=== Figure dataset records ===

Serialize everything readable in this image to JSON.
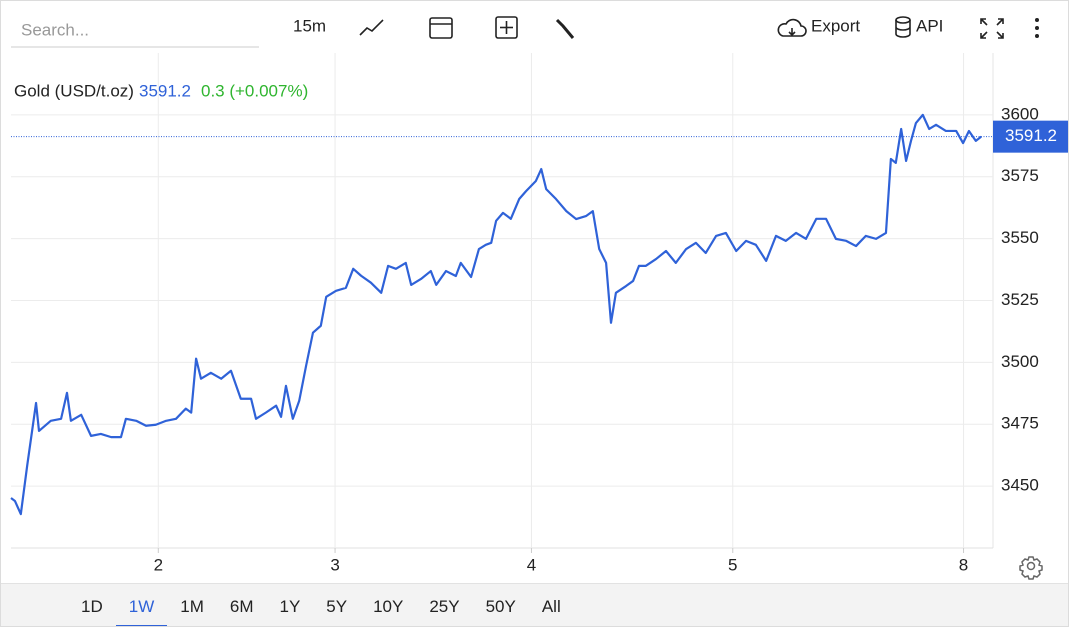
{
  "toolbar": {
    "search_placeholder": "Search...",
    "interval": "15m",
    "export": "Export",
    "api": "API"
  },
  "legend": {
    "change": "0.3 (+0.007%)"
  },
  "chart_data": {
    "type": "line",
    "x": [
      0,
      0.8,
      2,
      3.3,
      5.1,
      5.7,
      8.1,
      10.2,
      11.4,
      12.2,
      14.3,
      16.3,
      18.3,
      20.4,
      22.4,
      23.4,
      25.5,
      27.5,
      29.5,
      31.6,
      33.6,
      35.6,
      36.7,
      37.7,
      38.7,
      40.7,
      42.8,
      44.8,
      46.8,
      48.9,
      49.9,
      51.9,
      54,
      55,
      56,
      57.4,
      58.7,
      60.1,
      61.5,
      63.1,
      64.2,
      66.2,
      68.2,
      69.7,
      71.3,
      73.3,
      75.4,
      76.8,
      78.4,
      80.4,
      81.5,
      83.5,
      85.5,
      86.6,
      88.6,
      90.6,
      91.6,
      93.7,
      95.3,
      96.7,
      97.8,
      98.8,
      100.2,
      101.8,
      103.5,
      104.9,
      106.9,
      108,
      109,
      111,
      113.1,
      115.1,
      117.1,
      118.5,
      119.8,
      121.2,
      122.2,
      123.2,
      125.3,
      126.7,
      127.9,
      129.3,
      131.4,
      133.4,
      135.4,
      137.5,
      139.5,
      141.5,
      143.6,
      145.6,
      147.7,
      149.7,
      151.7,
      153.8,
      155.8,
      157.8,
      159.9,
      161.9,
      164,
      166,
      168,
      170.1,
      172.1,
      174.1,
      176.2,
      178.2,
      179.2,
      180.2,
      181.3,
      182.3,
      183.3,
      184.3,
      185.7,
      187,
      188.4,
      190.4,
      192.5,
      193.9,
      195.1,
      196.5,
      197.6
    ],
    "series": [
      {
        "name": "Gold (USD/t.oz)",
        "color": "#2f62d8",
        "values": [
          3445.2,
          3444,
          3438.7,
          3458.3,
          3483.6,
          3472.3,
          3476.4,
          3477.2,
          3487.7,
          3476.4,
          3478.8,
          3470.3,
          3471.1,
          3469.8,
          3469.8,
          3477.2,
          3476.4,
          3474.4,
          3474.8,
          3476.4,
          3477.2,
          3481.3,
          3479.7,
          3501.5,
          3493.4,
          3495.8,
          3493.4,
          3496.6,
          3485.3,
          3485.3,
          3477.2,
          3479.7,
          3482.5,
          3478,
          3490.5,
          3477.2,
          3484.5,
          3498.6,
          3512,
          3514.8,
          3526.5,
          3528.9,
          3530.1,
          3537.8,
          3535,
          3532.2,
          3528.1,
          3539,
          3537.8,
          3540.2,
          3531.3,
          3533.7,
          3536.9,
          3531.3,
          3536.9,
          3534.9,
          3540.2,
          3534.5,
          3545.8,
          3547.5,
          3548.3,
          3557.2,
          3560.4,
          3558,
          3566,
          3569.2,
          3573.3,
          3578.1,
          3570,
          3566,
          3561.1,
          3557.9,
          3559.1,
          3561.1,
          3545.8,
          3540.2,
          3516,
          3528.1,
          3530.9,
          3532.9,
          3539,
          3539,
          3541.8,
          3545,
          3540.2,
          3545.8,
          3548.3,
          3544.2,
          3551.1,
          3552.3,
          3545,
          3549.1,
          3547.5,
          3541,
          3551.1,
          3549.1,
          3552.3,
          3549.9,
          3558,
          3558,
          3549.9,
          3549.1,
          3547,
          3551.1,
          3549.9,
          3552.3,
          3582.2,
          3580.6,
          3594.3,
          3581.4,
          3589.5,
          3596.7,
          3600,
          3594.3,
          3596,
          3593.5,
          3593.5,
          3588.6,
          3593.5,
          3589.5,
          3591.2
        ]
      }
    ],
    "last_value": 3591.2,
    "xlim": [
      0,
      200
    ],
    "xticks": [
      {
        "value": 30,
        "label": "2"
      },
      {
        "value": 66,
        "label": "3"
      },
      {
        "value": 106,
        "label": "4"
      },
      {
        "value": 147,
        "label": "5"
      },
      {
        "value": 194,
        "label": "8"
      }
    ],
    "ylim": [
      3425,
      3625
    ],
    "yticks": [
      3450,
      3475,
      3500,
      3525,
      3550,
      3575,
      3600
    ],
    "grid": true
  },
  "ranges": {
    "options": [
      "1D",
      "1W",
      "1M",
      "6M",
      "1Y",
      "5Y",
      "10Y",
      "25Y",
      "50Y",
      "All"
    ],
    "selected": 1
  }
}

=== DIRECTIONS FOR THIS TASK ===
Pick out every line above that contains the word "label" and copy it.

=== RESPONSE ===
        "label": "2"
        "label": "3"
        "label": "4"
        "label": "5"
        "label": "8"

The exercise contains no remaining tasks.